Stop Hezbollah in Latin America, Senator Cruz says

Texas Senator Ted Cruz discussed the threat at an event marking the 25th anniversary of the bombing of the Jewish center in Argentina that claimed 85 lives and injured hundreds.

By Batya Jerenberg, World Israel News

At a Capitol Hill event on Thursday commemorating the 1994 bombing of the AMIA Jewish Center in Argentina, Senator Ted Cruz warned that the Hezbollah terrorist organization responsible for the attack, which killed 85 people and wounded 200, is still active in Latin America.

“Hezbollah continues to radicalize people in Argentina, Paraguay and Brazil through mosques and schools that preach the group’s extremist agenda,” Cruz, the keynote speaker at a policy discussion held by the Center for a Secure Free Society, charged. “It’s time for Latin America to reckon with the significant and the dangerous presence of Hezbollah in the region.”

The pro-Israel Republican senator congratulated Argentina for being the first Latin American country to designate Hezbollah as a terrorist organization on July 18.

As the Lebanese-based Iranian terror proxy’s growth was “unchecked” in “the tri-border area (TBA) that encompasses the borders of Argentina, Brazil and Paraguay,” Cruz urged the other two countries to follow suit.

################

*REQUIRED ACTIONS*:
(1) In the article on Senator Cruz and Hezbollah, substitute "Washington" for "Capitol Hill" in the stretch from "Stop Hezbollah in" through "in Latin America.".
(2) Summarize the article on Senator Cruz and Hezbollah in two sentences.
(3) Write the next paragraph of the article on Senator Cruz and Hezbollah, picking up after its final sentence.
The lines that come next are separate material, unrelated to the article.

################

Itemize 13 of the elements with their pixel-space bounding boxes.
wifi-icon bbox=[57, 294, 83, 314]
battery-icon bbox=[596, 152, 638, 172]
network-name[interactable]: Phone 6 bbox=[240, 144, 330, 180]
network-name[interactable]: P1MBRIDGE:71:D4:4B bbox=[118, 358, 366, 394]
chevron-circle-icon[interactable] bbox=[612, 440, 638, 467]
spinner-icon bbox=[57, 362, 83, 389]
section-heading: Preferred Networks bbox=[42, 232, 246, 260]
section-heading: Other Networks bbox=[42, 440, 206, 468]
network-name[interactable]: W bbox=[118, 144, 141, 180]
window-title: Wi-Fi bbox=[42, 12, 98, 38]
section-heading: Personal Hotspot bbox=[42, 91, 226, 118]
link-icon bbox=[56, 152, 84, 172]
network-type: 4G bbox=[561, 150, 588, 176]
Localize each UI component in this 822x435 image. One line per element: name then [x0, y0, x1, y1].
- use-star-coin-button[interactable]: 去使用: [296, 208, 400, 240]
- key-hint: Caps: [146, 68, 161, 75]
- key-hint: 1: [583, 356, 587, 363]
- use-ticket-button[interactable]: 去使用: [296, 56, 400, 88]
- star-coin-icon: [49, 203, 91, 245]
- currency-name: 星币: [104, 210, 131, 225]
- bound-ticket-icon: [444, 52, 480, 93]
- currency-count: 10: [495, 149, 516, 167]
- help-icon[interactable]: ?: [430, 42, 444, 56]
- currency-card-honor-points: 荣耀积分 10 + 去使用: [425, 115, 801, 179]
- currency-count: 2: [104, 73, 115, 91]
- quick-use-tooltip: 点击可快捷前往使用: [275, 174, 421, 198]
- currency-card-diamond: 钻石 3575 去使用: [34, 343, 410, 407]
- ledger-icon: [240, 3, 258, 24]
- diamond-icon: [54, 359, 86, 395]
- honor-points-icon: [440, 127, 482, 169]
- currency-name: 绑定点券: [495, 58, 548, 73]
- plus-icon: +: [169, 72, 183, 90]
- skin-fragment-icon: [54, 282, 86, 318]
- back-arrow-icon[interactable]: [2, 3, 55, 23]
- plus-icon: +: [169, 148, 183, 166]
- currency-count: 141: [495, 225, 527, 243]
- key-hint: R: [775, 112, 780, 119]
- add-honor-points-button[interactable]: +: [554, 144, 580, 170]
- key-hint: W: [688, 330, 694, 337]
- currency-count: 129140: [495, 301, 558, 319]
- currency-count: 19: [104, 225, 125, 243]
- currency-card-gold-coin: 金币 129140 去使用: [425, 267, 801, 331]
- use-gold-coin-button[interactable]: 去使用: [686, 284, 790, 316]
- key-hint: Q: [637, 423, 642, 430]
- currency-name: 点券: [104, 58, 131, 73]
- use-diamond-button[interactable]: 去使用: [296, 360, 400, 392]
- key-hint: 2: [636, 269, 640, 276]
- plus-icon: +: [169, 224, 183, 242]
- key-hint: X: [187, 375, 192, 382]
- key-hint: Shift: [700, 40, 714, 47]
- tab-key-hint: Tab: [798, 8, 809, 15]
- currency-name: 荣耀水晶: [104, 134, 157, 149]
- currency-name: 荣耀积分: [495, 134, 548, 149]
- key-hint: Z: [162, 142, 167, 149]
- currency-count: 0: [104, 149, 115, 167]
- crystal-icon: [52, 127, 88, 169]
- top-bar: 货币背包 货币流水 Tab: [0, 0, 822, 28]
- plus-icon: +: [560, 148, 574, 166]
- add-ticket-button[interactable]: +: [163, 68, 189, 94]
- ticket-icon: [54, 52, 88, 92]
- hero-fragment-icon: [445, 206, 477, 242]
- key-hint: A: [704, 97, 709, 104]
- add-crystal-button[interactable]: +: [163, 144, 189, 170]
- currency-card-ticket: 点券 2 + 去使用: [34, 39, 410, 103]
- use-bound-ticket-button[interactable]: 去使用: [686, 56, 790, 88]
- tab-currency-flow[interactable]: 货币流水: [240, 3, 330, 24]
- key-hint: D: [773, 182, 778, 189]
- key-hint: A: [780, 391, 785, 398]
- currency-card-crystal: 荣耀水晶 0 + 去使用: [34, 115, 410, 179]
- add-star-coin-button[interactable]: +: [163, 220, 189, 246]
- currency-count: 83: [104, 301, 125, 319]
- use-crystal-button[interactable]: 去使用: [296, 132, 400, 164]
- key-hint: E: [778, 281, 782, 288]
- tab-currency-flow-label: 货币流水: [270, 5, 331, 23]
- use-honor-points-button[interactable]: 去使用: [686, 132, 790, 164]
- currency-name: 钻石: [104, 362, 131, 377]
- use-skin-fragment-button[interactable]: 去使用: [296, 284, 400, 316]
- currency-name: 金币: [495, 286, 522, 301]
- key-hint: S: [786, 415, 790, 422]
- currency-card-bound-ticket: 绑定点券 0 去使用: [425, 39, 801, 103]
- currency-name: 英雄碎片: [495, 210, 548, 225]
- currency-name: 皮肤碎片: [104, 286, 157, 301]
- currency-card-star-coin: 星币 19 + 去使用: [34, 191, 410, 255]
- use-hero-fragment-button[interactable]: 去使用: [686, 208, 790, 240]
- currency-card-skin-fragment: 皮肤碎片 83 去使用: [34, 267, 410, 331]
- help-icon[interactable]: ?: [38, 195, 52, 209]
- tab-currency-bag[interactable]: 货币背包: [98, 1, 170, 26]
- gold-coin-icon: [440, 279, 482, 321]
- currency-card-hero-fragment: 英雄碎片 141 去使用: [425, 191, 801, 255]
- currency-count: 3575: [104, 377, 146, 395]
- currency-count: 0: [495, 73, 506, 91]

################

*EXPECTED RESULTS*:
(1)
Stop Hezbollah in Latin America, Senator Cruz says

Texas Senator Ted Cruz discussed the threat at an event marking the 25th anniversary of the bombing of the Jewish center in Argentina that claimed 85 lives and injured hundreds.

By Batya Jerenberg, World Israel News

At a Washington event on Thursday commemorating the 1994 bombing of the AMIA Jewish Center in Argentina, Senator Ted Cruz warned that the Hezbollah terrorist organization responsible for the attack, which killed 85 people and wounded 200, is still active in Latin America.

(2) At a Capitol Hill event marking the 1994 bombing of the AMIA Jewish Center in Argentina, Senator Ted Cruz warned that Hezbollah, the group responsible for the attack, is still active in Latin America and radicalizing people in Argentina, Paraguay and Brazil. He congratulated Argentina on being the first Latin American country to designate Hezbollah a terrorist organization and urged Brazil and Paraguay to follow suit.

(3)
Hezbollah has long been known to take advantage of the loose border controls in the TBA to move massive amounts of money from one country to another and launder it to help support its terror activities. Last July, with U.S. cooperation, Argentina’s Financial Intelligence Unit froze the assets of 14 Lebanese who live in the TBA and were allegedly part of the multi-million-dollar scheme.

It was all part of the world’s duty to keep the Islamic Republic in check, Cruz said.

He then spoke of the bill he had introduced in the Senate last month, called the Countering Hezbollah in Lebanon’s Military Act of 2019.

Part of the UN Security Council’s Resolution 1701 that ended the Second Lebanon War with Israel states that the Lebanese Armed Forces (LAF) is the only army that should exist in the country and therefore must disarm Hezbollah.

The proposed law says that unless the president can ascertain that the LAF is doing what is necessary to end Hezbollah’s and Iran’s influence over the army, U.S. military aid to Beirut would be cut by 20 percent.

Both Israeli analysts and politicians have said that it is currently impossible to differentiate between the Lebanese state and Hezbollah.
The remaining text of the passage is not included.